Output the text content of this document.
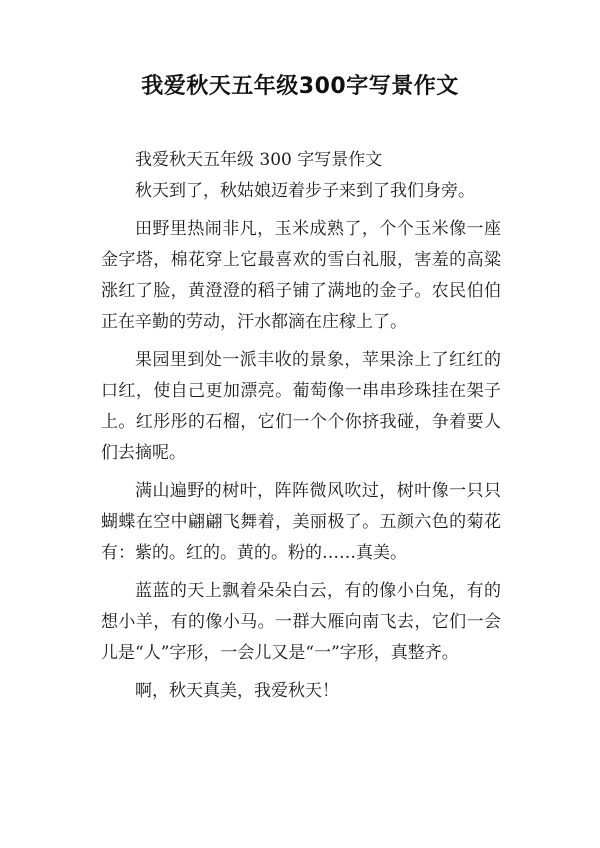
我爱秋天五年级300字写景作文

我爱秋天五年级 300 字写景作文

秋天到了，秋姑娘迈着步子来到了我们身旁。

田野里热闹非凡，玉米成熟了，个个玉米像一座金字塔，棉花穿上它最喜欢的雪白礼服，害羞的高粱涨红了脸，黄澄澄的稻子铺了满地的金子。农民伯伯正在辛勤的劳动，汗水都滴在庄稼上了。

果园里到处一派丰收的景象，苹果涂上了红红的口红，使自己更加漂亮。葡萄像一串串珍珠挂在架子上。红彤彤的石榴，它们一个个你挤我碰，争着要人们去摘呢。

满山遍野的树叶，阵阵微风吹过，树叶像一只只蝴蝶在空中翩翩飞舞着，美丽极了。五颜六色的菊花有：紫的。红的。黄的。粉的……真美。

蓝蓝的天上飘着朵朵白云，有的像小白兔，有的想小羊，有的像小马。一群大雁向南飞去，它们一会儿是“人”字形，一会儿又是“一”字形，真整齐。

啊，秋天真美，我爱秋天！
════════
THE REQUEST. Each entry should be repeated exactly as it appears; the pictures stay out.

FINISHED TASK.
Output the text content of this document.
我爱秋天五年级300字写景作文

我爱秋天五年级 300 字写景作文

秋天到了，秋姑娘迈着步子来到了我们身旁。

田野里热闹非凡，玉米成熟了，个个玉米像一座金字塔，棉花穿上它最喜欢的雪白礼服，害羞的高粱涨红了脸，黄澄澄的稻子铺了满地的金子。农民伯伯正在辛勤的劳动，汗水都滴在庄稼上了。

果园里到处一派丰收的景象，苹果涂上了红红的口红，使自己更加漂亮。葡萄像一串串珍珠挂在架子上。红彤彤的石榴，它们一个个你挤我碰，争着要人们去摘呢。

满山遍野的树叶，阵阵微风吹过，树叶像一只只蝴蝶在空中翩翩飞舞着，美丽极了。五颜六色的菊花有：紫的。红的。黄的。粉的……真美。

蓝蓝的天上飘着朵朵白云，有的像小白兔，有的想小羊，有的像小马。一群大雁向南飞去，它们一会儿是“人”字形，一会儿又是“一”字形，真整齐。

啊，秋天真美，我爱秋天！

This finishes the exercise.